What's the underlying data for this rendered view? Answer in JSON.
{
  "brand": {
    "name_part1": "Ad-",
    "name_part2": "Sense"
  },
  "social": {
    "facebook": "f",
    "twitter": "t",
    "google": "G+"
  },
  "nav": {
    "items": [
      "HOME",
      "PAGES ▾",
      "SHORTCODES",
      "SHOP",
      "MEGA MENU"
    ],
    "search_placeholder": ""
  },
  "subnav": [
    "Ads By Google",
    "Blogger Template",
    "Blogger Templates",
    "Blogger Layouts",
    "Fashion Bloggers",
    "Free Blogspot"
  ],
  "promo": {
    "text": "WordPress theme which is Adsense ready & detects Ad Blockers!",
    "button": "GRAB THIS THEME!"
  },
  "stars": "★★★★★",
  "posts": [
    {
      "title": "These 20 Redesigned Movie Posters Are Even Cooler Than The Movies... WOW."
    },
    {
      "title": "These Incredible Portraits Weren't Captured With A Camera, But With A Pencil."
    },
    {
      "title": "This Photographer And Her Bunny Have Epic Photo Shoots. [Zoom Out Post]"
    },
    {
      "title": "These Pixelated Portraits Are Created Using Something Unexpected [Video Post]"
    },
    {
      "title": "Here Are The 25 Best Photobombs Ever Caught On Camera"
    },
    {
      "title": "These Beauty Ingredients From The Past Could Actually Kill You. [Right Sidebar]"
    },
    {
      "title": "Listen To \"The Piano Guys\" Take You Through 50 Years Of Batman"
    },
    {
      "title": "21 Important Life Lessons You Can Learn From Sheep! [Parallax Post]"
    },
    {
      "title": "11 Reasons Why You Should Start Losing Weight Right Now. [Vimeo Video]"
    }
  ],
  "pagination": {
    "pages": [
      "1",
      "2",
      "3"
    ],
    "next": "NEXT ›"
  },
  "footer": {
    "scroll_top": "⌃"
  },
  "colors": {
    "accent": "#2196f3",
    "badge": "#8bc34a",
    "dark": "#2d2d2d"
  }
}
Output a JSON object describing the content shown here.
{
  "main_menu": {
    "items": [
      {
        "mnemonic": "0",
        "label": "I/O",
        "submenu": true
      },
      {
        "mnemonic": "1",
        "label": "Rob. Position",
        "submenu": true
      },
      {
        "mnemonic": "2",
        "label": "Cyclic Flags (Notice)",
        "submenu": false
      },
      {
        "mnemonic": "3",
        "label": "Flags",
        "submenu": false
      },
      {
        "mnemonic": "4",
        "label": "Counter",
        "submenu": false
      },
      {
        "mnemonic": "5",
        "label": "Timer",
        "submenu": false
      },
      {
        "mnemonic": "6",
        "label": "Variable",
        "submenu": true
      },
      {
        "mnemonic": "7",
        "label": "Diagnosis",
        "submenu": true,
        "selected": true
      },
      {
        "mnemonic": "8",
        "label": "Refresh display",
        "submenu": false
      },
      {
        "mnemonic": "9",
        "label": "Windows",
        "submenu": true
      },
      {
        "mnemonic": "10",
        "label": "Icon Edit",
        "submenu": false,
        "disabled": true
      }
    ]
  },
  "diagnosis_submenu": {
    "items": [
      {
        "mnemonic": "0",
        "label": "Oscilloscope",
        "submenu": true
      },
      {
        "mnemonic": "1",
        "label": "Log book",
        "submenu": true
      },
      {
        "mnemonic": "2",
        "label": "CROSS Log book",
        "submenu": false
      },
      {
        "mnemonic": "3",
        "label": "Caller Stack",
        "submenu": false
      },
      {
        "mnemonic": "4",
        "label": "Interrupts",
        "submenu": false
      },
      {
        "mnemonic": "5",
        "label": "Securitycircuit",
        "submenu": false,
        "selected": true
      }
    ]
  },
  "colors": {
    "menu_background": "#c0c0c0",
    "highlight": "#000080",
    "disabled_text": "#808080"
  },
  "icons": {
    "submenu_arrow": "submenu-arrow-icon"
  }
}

**GIVEN INSTRUCTION**
Using the exact wording, write out all of the records.

**FULL ANSWER**
What's the underlying data for this rendered view? Answer in JSON.
{
  "brand": {
    "name_part1": "Ad-",
    "name_part2": "Sense"
  },
  "social": {
    "facebook": "f",
    "twitter": "t",
    "google": "G+"
  },
  "nav": {
    "items": [
      "HOME",
      "PAGES ▾",
      "SHORTCODES",
      "SHOP",
      "MEGA MENU"
    ],
    "search_placeholder": ""
  },
  "subnav": [
    "Ads By Google",
    "Blogger Template",
    "Blogger Templates",
    "Blogger Layouts",
    "Fashion Bloggers",
    "Free Blogspot"
  ],
  "promo": {
    "text": "WordPress theme which is Adsense ready & detects Ad Blockers!",
    "button": "GRAB THIS THEME!"
  },
  "stars": "★★★★★",
  "posts": [
    {
      "title": "These 20 Redesigned Movie Posters Are Even Cooler Than The Movies... WOW."
    },
    {
      "title": "These Incredible Portraits Weren't Captured With A Camera, But With A Pencil."
    },
    {
      "title": "This Photographer And Her Bunny Have Epic Photo Shoots. [Zoom Out Post]"
    },
    {
      "title": "These Pixelated Portraits Are Created Using Something Unexpected [Video Post]"
    },
    {
      "title": "Here Are The 25 Best Photobombs Ever Caught On Camera"
    },
    {
      "title": "These Beauty Ingredients From The Past Could Actually Kill You. [Right Sidebar]"
    },
    {
      "title": "Listen To \"The Piano Guys\" Take You Through 50 Years Of Batman"
    },
    {
      "title": "21 Important Life Lessons You Can Learn From Sheep! [Parallax Post]"
    },
    {
      "title": "11 Reasons Why You Should Start Losing Weight Right Now. [Vimeo Video]"
    }
  ],
  "pagination": {
    "pages": [
      "1",
      "2",
      "3"
    ],
    "next": "NEXT ›"
  },
  "footer": {
    "scroll_top": "⌃"
  },
  "colors": {
    "accent": "#2196f3",
    "badge": "#8bc34a",
    "dark": "#2d2d2d"
  }
}
Output a JSON object describing the content shown here.
{
  "main_menu": {
    "items": [
      {
        "mnemonic": "0",
        "label": "I/O",
        "submenu": true
      },
      {
        "mnemonic": "1",
        "label": "Rob. Position",
        "submenu": true
      },
      {
        "mnemonic": "2",
        "label": "Cyclic Flags (Notice)",
        "submenu": false
      },
      {
        "mnemonic": "3",
        "label": "Flags",
        "submenu": false
      },
      {
        "mnemonic": "4",
        "label": "Counter",
        "submenu": false
      },
      {
        "mnemonic": "5",
        "label": "Timer",
        "submenu": false
      },
      {
        "mnemonic": "6",
        "label": "Variable",
        "submenu": true
      },
      {
        "mnemonic": "7",
        "label": "Diagnosis",
        "submenu": true,
        "selected": true
      },
      {
        "mnemonic": "8",
        "label": "Refresh display",
        "submenu": false
      },
      {
        "mnemonic": "9",
        "label": "Windows",
        "submenu": true
      },
      {
        "mnemonic": "10",
        "label": "Icon Edit",
        "submenu": false,
        "disabled": true
      }
    ]
  },
  "diagnosis_submenu": {
    "items": [
      {
        "mnemonic": "0",
        "label": "Oscilloscope",
        "submenu": true
      },
      {
        "mnemonic": "1",
        "label": "Log book",
        "submenu": true
      },
      {
        "mnemonic": "2",
        "label": "CROSS Log book",
        "submenu": false
      },
      {
        "mnemonic": "3",
        "label": "Caller Stack",
        "submenu": false
      },
      {
        "mnemonic": "4",
        "label": "Interrupts",
        "submenu": false
      },
      {
        "mnemonic": "5",
        "label": "Securitycircuit",
        "submenu": false,
        "selected": true
      }
    ]
  },
  "colors": {
    "menu_background": "#c0c0c0",
    "highlight": "#000080",
    "disabled_text": "#808080"
  },
  "icons": {
    "submenu_arrow": "submenu-arrow-icon"
  }
}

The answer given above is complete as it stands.